_Job_
What lines of the data hold the string "кожи"? Pull each one out.

Records from a collection
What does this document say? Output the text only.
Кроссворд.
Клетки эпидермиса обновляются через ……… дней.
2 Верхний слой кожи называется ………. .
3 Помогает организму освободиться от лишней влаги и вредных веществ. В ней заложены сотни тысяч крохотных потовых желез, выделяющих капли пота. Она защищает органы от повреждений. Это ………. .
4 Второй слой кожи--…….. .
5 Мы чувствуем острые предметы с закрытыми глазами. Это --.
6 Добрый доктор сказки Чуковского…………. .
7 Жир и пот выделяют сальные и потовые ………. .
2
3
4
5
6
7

_The answer_
2 Верхний слой кожи называется ………. .
4 Второй слой кожи--…….. .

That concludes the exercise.